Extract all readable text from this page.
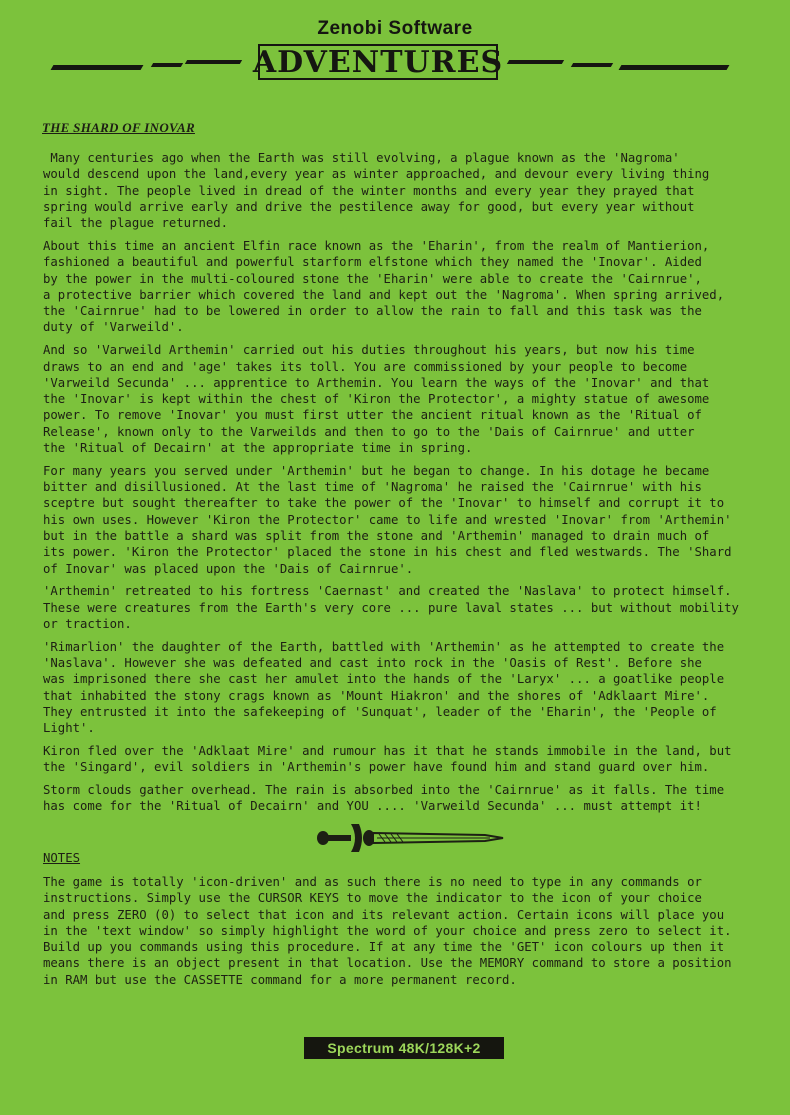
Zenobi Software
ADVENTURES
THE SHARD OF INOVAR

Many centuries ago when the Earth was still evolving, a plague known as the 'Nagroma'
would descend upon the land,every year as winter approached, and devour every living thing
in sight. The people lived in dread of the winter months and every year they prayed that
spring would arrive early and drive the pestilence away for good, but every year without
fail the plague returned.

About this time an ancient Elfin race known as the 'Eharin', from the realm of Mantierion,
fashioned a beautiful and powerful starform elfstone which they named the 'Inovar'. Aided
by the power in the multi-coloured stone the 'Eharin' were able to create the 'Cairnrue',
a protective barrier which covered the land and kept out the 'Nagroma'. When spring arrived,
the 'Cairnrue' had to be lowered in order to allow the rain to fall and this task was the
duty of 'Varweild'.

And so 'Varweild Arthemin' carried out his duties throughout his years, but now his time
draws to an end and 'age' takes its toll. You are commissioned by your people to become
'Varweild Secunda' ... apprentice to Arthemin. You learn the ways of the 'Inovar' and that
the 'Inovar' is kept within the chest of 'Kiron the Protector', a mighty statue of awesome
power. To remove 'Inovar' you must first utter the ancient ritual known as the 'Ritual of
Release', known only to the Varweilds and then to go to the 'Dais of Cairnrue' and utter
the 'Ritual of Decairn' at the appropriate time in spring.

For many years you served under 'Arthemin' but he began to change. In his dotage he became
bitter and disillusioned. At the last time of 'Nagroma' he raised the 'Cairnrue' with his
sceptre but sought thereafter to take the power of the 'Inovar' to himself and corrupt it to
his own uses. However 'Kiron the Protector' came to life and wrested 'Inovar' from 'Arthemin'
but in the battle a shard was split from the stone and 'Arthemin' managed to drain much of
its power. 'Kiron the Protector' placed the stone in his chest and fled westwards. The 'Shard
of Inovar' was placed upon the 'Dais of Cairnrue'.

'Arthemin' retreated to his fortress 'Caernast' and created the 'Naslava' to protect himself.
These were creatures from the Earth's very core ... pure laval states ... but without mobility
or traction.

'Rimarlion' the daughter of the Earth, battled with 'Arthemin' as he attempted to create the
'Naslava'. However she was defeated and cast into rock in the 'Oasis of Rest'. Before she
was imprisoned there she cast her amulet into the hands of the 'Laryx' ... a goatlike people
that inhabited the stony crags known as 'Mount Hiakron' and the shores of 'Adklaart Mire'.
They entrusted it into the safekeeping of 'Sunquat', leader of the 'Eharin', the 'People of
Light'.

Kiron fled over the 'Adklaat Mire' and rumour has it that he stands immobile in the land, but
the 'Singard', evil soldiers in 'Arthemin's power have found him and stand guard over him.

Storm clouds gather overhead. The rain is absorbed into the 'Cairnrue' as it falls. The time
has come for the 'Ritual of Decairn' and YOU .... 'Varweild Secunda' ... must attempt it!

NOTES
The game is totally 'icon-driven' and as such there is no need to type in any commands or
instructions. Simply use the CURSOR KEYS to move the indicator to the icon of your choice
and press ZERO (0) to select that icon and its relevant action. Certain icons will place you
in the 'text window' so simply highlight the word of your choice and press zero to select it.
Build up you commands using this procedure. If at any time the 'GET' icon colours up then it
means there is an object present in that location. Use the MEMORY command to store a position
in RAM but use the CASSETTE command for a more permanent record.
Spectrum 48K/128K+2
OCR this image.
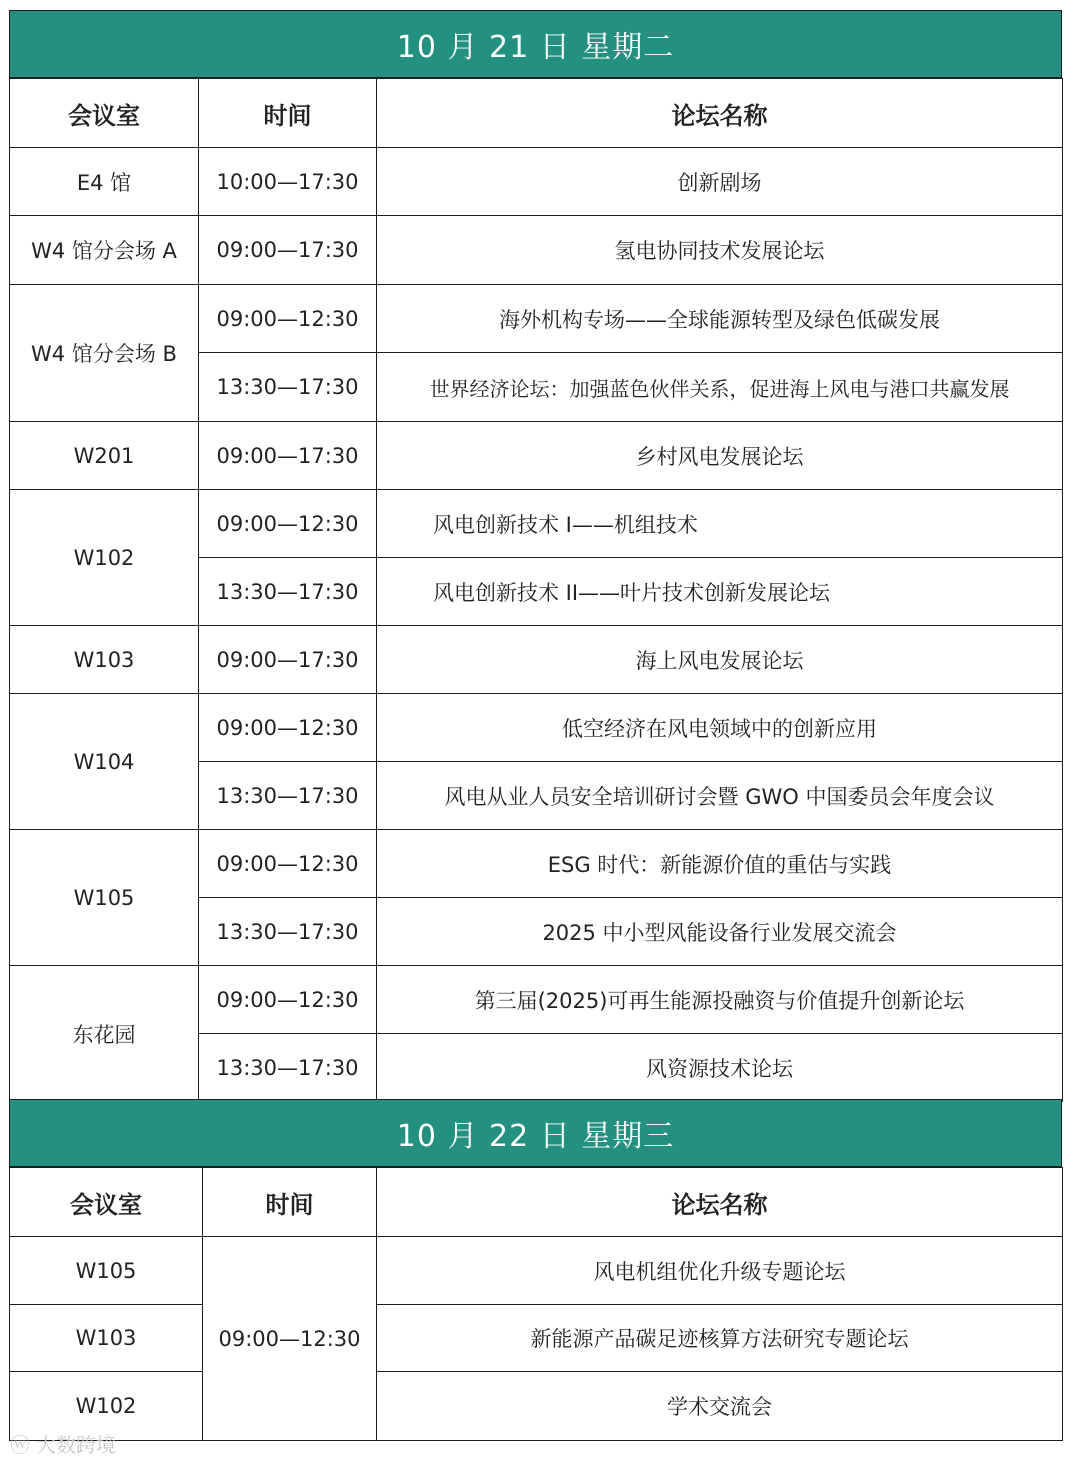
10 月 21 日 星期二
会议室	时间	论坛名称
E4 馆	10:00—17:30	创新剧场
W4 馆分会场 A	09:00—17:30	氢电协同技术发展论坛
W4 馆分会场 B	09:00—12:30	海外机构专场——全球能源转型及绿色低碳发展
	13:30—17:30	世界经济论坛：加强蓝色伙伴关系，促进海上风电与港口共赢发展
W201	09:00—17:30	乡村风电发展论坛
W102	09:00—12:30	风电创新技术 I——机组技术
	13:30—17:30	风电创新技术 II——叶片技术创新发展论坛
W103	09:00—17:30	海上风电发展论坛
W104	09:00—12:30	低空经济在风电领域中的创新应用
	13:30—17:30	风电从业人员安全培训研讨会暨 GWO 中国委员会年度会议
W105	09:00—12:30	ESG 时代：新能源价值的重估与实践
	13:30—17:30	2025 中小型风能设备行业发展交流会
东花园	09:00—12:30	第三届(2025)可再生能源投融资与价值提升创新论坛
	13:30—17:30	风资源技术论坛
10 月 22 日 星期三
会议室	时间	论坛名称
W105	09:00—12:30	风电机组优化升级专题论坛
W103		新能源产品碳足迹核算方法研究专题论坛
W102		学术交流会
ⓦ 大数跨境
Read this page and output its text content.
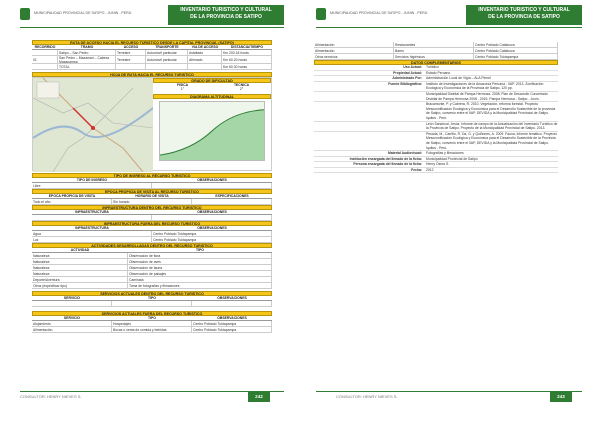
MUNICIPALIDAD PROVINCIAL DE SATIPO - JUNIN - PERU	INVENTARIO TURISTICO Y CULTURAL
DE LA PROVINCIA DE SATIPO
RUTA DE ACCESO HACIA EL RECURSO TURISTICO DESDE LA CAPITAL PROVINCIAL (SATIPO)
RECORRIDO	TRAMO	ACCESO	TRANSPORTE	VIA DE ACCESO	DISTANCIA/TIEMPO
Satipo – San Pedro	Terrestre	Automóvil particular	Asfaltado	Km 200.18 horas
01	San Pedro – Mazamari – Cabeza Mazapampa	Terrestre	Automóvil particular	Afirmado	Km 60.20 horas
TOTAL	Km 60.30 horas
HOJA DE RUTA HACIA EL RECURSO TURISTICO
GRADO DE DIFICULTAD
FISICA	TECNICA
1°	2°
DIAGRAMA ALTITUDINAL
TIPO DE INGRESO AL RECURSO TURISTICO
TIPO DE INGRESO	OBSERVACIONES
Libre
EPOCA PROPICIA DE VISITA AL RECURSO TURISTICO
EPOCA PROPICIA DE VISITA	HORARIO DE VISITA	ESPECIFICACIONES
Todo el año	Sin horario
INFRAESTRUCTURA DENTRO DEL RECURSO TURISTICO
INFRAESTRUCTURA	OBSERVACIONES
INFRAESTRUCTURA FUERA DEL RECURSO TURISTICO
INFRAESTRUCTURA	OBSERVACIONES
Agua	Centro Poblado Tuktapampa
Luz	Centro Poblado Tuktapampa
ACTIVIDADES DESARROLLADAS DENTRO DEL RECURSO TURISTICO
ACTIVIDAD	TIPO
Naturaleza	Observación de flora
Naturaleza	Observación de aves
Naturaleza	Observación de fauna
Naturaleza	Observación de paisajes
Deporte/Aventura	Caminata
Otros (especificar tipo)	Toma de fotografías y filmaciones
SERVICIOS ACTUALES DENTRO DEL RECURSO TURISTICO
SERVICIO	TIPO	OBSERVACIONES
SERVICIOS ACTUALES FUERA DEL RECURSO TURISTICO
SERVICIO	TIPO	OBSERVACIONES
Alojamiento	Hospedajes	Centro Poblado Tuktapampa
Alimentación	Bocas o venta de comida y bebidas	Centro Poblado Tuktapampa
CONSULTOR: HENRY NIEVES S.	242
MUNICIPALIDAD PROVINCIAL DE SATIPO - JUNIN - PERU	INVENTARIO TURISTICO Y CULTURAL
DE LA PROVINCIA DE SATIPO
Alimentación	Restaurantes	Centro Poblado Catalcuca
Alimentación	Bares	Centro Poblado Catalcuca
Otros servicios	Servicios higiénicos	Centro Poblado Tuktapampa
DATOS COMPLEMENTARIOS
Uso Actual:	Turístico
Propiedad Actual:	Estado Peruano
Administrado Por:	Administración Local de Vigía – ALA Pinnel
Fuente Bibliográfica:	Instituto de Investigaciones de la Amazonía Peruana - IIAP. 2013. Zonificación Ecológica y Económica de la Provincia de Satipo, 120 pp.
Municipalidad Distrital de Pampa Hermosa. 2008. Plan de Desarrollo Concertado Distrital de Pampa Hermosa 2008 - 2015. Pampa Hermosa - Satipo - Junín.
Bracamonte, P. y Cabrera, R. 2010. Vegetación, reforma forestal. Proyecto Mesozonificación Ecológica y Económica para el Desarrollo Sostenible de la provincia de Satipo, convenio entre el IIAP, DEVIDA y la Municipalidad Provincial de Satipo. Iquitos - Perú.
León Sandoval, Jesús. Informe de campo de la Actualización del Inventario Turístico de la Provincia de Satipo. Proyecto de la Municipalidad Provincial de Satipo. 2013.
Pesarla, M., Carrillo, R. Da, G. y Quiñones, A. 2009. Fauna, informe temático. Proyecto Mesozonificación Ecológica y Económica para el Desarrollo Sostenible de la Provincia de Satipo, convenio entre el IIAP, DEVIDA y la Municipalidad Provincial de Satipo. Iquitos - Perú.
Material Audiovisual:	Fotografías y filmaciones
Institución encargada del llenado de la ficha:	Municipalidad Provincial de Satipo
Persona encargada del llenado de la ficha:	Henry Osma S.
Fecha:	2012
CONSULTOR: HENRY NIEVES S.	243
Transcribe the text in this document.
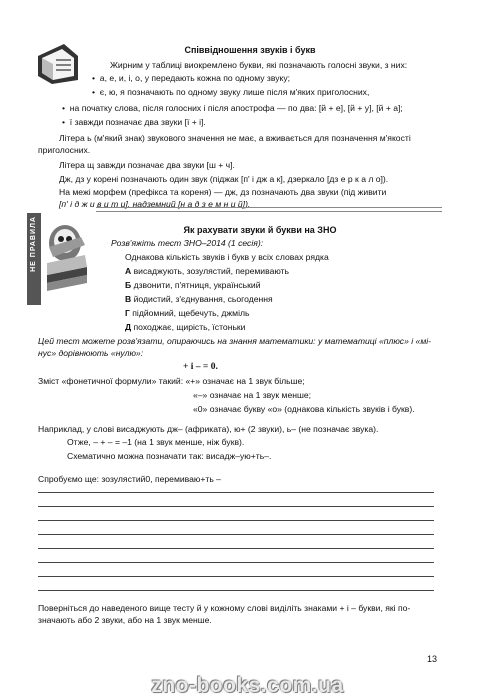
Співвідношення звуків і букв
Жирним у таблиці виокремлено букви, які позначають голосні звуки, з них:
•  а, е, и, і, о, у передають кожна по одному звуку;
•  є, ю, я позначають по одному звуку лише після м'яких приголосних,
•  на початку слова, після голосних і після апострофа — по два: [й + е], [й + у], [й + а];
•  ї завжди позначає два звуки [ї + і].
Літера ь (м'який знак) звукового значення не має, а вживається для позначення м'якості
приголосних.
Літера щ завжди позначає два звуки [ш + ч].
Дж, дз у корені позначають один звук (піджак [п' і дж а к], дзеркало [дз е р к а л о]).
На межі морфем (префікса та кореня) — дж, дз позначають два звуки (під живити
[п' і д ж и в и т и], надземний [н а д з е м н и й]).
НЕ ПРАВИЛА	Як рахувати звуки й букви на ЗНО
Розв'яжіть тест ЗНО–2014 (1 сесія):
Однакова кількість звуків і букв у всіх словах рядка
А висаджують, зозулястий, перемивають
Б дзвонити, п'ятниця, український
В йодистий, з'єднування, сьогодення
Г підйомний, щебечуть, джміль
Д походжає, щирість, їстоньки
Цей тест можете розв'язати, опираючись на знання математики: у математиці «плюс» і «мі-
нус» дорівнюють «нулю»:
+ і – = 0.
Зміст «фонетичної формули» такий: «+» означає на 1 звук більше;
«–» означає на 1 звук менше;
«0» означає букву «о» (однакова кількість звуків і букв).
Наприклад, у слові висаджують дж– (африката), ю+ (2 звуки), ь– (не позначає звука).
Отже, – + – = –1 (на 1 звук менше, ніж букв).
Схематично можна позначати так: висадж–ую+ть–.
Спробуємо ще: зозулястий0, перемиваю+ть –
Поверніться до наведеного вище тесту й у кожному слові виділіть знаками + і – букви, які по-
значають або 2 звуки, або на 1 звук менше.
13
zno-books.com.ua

▬▬▬▬▬▬

- _Task prompt_: Look through the records above and report how many lines hold the word "Літера", giving only the number.

- _Expected answer_: 2